### Data excerpts

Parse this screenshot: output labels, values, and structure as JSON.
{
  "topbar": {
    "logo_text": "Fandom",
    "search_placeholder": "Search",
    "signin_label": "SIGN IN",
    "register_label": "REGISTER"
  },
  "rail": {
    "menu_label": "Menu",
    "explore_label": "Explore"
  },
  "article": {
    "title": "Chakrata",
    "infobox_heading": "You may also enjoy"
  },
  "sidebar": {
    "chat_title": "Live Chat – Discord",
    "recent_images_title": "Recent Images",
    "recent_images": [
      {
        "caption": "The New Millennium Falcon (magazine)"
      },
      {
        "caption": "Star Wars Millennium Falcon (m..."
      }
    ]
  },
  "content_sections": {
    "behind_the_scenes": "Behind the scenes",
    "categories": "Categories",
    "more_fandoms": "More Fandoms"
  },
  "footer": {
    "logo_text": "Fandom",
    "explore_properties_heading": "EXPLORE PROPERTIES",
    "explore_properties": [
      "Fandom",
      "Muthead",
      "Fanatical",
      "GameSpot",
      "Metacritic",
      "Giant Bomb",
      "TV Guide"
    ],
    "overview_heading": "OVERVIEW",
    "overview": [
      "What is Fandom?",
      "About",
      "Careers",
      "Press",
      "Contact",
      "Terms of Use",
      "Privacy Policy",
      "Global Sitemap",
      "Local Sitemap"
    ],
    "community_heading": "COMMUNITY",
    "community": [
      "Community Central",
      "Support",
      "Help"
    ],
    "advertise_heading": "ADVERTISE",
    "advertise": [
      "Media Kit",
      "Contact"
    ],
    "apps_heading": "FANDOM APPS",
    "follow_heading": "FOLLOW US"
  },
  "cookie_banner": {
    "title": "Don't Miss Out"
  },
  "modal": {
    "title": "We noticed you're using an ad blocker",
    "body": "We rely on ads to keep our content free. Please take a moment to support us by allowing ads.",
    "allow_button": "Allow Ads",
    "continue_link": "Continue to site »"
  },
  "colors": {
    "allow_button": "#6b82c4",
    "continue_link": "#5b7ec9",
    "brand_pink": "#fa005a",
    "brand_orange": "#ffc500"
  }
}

######

> Exercise instructions
Working from the material above, retype it in its entirety without change.

> Correct answer
Parse this screenshot: output labels, values, and structure as JSON.
{
  "topbar": {
    "logo_text": "Fandom",
    "search_placeholder": "Search",
    "signin_label": "SIGN IN",
    "register_label": "REGISTER"
  },
  "rail": {
    "menu_label": "Menu",
    "explore_label": "Explore"
  },
  "article": {
    "title": "Chakrata",
    "infobox_heading": "You may also enjoy"
  },
  "sidebar": {
    "chat_title": "Live Chat – Discord",
    "recent_images_title": "Recent Images",
    "recent_images": [
      {
        "caption": "The New Millennium Falcon (magazine)"
      },
      {
        "caption": "Star Wars Millennium Falcon (m..."
      }
    ]
  },
  "content_sections": {
    "behind_the_scenes": "Behind the scenes",
    "categories": "Categories",
    "more_fandoms": "More Fandoms"
  },
  "footer": {
    "logo_text": "Fandom",
    "explore_properties_heading": "EXPLORE PROPERTIES",
    "explore_properties": [
      "Fandom",
      "Muthead",
      "Fanatical",
      "GameSpot",
      "Metacritic",
      "Giant Bomb",
      "TV Guide"
    ],
    "overview_heading": "OVERVIEW",
    "overview": [
      "What is Fandom?",
      "About",
      "Careers",
      "Press",
      "Contact",
      "Terms of Use",
      "Privacy Policy",
      "Global Sitemap",
      "Local Sitemap"
    ],
    "community_heading": "COMMUNITY",
    "community": [
      "Community Central",
      "Support",
      "Help"
    ],
    "advertise_heading": "ADVERTISE",
    "advertise": [
      "Media Kit",
      "Contact"
    ],
    "apps_heading": "FANDOM APPS",
    "follow_heading": "FOLLOW US"
  },
  "cookie_banner": {
    "title": "Don't Miss Out"
  },
  "modal": {
    "title": "We noticed you're using an ad blocker",
    "body": "We rely on ads to keep our content free. Please take a moment to support us by allowing ads.",
    "allow_button": "Allow Ads",
    "continue_link": "Continue to site »"
  },
  "colors": {
    "allow_button": "#6b82c4",
    "continue_link": "#5b7ec9",
    "brand_pink": "#fa005a",
    "brand_orange": "#ffc500"
  }
}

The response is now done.